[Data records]
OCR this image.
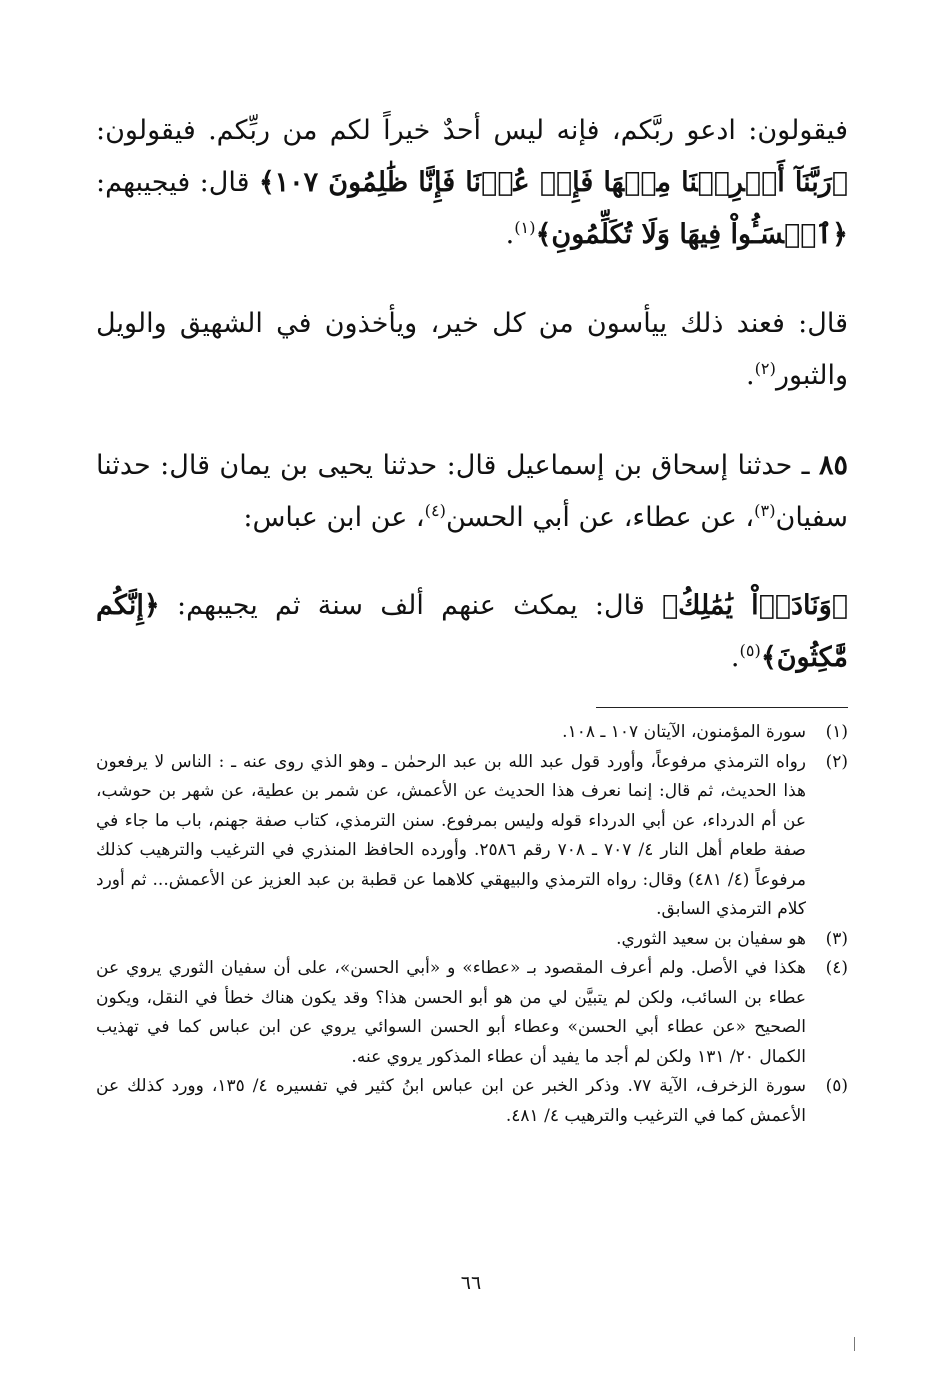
فيقولون: ادعو ربَّكم، فإنه ليس أحدٌ خيراً لكم من ربِّكم. فيقولون: ﴿رَبَّنَآ أَخۡرِجۡنَا مِنۡهَا فَإِنۡ عُدۡنَا فَإِنَّا ظَٰلِمُونَ ١٠٧﴾ قال: فيجيبهم: ﴿ٱخۡسَـُٔواْ فِيهَا وَلَا تُكَلِّمُونِ﴾$^{(١)}$.
قال: فعند ذلك ييأسون من كل خير، ويأخذون في الشهيق والويل والثبور$^{(٢)}$.
٨٥ ـ حدثنا إسحاق بن إسماعيل قال: حدثنا يحيى بن يمان قال: حدثنا سفيان$^{(٣)}$، عن عطاء، عن أبي الحسن$^{(٤)}$، عن ابن عباس:
﴿وَنَادَوۡاْ يَٰمَٰلِكُ﴾ قال: يمكث عنهم ألف سنة ثم يجيبهم: ﴿إِنَّكُم مَّٰكِثُونَ﴾$^{(٥)}$.
(١)
سورة المؤمنون، الآيتان ١٠٧ ـ ١٠٨.
(٢)
رواه الترمذي مرفوعاً، وأورد قول عبد الله بن عبد الرحمٰن ـ وهو الذي روى عنه ـ : الناس لا يرفعون هذا الحديث، ثم قال: إنما نعرف هذا الحديث عن الأعمش، عن شمر بن عطية، عن شهر بن حوشب، عن أم الدرداء، عن أبي الدرداء قوله وليس بمرفوع. سنن الترمذي، كتاب صفة جهنم، باب ما جاء في صفة طعام أهل النار ٤/ ٧٠٧ ـ ٧٠٨ رقم ٢٥٨٦. وأورده الحافظ المنذري في الترغيب والترهيب كذلك مرفوعاً (٤/ ٤٨١) وقال: رواه الترمذي والبيهقي كلاهما عن قطبة بن عبد العزيز عن الأعمش... ثم أورد كلام الترمذي السابق.
(٣)
هو سفيان بن سعيد الثوري.
(٤)
هكذا في الأصل. ولم أعرف المقصود بـ «عطاء» و «أبي الحسن»، على أن سفيان الثوري يروي عن عطاء بن السائب، ولكن لم يتبيَّن لي من هو أبو الحسن هذا؟ وقد يكون هناك خطأ في النقل، ويكون الصحيح «عن عطاء أبي الحسن» وعطاء أبو الحسن السوائي يروي عن ابن عباس كما في تهذيب الكمال ٢٠/ ١٣١ ولكن لم أجد ما يفيد أن عطاء المذكور يروي عنه.
(٥)
سورة الزخرف، الآية ٧٧. وذكر الخبر عن ابن عباس ابنُ كثير في تفسيره ٤/ ١٣٥، وورد كذلك عن الأعمش كما في الترغيب والترهيب ٤/ ٤٨١.
٦٦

# Goal of the exercise
Gather each line that holds "الحسن".

# Solution
٨٥ ـ حدثنا إسحاق بن إسماعيل قال: حدثنا يحيى بن يمان قال: حدثنا سفيان$^{(٣)}$، عن عطاء، عن أبي الحسن$^{(٤)}$، عن ابن عباس:
هكذا في الأصل. ولم أعرف المقصود بـ «عطاء» و «أبي الحسن»، على أن سفيان الثوري يروي عن عطاء بن السائب، ولكن لم يتبيَّن لي من هو أبو الحسن هذا؟ وقد يكون هناك خطأ في النقل، ويكون الصحيح «عن عطاء أبي الحسن» وعطاء أبو الحسن السوائي يروي عن ابن عباس كما في تهذيب الكمال ٢٠/ ١٣١ ولكن لم أجد ما يفيد أن عطاء المذكور يروي عنه.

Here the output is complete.